__TASK TO CARRY OUT__
Note each line that includes the word "Left". Copy those lines.

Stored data

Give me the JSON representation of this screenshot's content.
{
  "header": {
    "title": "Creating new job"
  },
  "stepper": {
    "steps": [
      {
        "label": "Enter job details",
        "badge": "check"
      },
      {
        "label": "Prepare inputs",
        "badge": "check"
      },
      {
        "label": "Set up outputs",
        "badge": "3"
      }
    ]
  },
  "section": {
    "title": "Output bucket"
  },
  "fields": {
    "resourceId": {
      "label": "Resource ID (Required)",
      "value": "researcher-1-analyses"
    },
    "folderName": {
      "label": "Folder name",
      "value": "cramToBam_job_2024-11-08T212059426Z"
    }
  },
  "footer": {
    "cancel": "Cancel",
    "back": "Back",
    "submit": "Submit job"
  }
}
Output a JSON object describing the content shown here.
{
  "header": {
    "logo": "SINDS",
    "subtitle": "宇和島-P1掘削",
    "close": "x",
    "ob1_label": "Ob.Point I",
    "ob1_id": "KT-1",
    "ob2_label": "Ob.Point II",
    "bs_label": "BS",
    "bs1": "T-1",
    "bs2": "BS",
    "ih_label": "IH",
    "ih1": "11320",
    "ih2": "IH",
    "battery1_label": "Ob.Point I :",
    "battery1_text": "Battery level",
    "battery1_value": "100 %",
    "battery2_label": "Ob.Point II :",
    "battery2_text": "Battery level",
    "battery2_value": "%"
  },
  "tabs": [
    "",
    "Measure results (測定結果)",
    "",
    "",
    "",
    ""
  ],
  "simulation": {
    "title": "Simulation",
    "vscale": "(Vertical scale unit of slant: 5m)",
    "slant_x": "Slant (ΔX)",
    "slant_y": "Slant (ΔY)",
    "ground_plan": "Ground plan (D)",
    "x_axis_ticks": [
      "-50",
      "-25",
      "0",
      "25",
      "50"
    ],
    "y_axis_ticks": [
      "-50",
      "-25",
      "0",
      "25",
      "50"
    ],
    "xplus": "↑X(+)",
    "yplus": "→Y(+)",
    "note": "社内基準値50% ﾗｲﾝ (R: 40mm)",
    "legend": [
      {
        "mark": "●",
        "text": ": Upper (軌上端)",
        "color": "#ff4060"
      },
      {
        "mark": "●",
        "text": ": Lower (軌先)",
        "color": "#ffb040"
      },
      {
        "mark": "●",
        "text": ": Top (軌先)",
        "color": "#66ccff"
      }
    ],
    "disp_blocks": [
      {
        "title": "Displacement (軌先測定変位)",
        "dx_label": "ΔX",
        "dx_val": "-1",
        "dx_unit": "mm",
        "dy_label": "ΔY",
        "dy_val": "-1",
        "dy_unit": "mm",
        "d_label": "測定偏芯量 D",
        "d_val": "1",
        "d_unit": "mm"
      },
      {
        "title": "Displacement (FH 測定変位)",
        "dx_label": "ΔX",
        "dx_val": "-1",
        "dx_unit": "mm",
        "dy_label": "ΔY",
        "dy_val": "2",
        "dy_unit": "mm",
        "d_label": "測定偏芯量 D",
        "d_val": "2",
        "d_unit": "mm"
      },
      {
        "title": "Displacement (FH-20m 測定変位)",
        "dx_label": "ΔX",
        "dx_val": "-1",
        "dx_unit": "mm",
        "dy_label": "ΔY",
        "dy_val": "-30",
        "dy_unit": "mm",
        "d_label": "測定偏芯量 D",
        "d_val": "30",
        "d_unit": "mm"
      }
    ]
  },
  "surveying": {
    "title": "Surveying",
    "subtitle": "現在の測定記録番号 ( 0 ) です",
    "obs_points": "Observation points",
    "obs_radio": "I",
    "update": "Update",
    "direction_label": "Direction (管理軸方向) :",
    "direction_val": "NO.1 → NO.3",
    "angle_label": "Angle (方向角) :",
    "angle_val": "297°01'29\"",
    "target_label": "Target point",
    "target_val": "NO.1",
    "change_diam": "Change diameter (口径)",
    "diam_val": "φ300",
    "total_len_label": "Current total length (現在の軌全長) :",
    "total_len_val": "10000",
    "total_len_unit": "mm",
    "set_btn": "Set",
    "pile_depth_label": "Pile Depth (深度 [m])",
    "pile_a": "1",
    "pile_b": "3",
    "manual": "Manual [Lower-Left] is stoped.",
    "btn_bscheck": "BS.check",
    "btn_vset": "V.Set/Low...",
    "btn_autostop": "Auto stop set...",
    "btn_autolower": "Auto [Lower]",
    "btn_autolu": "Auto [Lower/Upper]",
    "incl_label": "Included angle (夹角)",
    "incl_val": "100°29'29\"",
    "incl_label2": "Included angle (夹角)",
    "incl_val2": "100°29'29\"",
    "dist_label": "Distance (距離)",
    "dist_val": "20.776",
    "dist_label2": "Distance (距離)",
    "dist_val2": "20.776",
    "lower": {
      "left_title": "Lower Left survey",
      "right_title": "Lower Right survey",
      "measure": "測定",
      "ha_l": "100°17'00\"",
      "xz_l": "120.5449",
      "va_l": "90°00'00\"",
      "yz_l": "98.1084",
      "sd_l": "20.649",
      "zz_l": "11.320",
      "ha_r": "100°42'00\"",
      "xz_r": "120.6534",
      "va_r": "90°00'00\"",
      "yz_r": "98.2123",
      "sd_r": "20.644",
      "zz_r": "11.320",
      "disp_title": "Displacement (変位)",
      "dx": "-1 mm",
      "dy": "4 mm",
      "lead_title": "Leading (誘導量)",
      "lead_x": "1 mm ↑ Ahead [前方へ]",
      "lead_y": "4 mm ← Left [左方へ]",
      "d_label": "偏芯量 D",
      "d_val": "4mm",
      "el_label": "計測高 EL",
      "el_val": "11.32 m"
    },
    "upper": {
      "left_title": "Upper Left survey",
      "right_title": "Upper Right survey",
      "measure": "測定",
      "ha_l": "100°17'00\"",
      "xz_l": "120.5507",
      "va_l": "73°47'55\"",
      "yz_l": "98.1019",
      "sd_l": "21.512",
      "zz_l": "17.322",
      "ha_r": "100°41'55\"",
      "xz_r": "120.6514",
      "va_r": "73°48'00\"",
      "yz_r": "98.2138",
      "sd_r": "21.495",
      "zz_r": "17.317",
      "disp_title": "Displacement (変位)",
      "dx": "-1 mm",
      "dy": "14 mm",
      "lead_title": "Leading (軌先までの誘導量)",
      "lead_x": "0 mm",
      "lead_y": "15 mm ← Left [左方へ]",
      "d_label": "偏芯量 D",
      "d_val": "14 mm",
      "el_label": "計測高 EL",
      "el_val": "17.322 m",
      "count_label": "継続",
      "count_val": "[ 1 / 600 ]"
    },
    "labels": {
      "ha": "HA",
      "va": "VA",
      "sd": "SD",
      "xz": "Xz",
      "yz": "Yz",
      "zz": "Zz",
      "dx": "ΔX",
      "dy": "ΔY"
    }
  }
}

__PROBLEM SOLUTION__
    "manual": "Manual [Lower-Left] is stoped.",
      "left_title": "Lower Left survey",
      "lead_y": "4 mm ← Left [左方へ]",
      "left_title": "Upper Left survey",
      "lead_y": "15 mm ← Left [左方へ]",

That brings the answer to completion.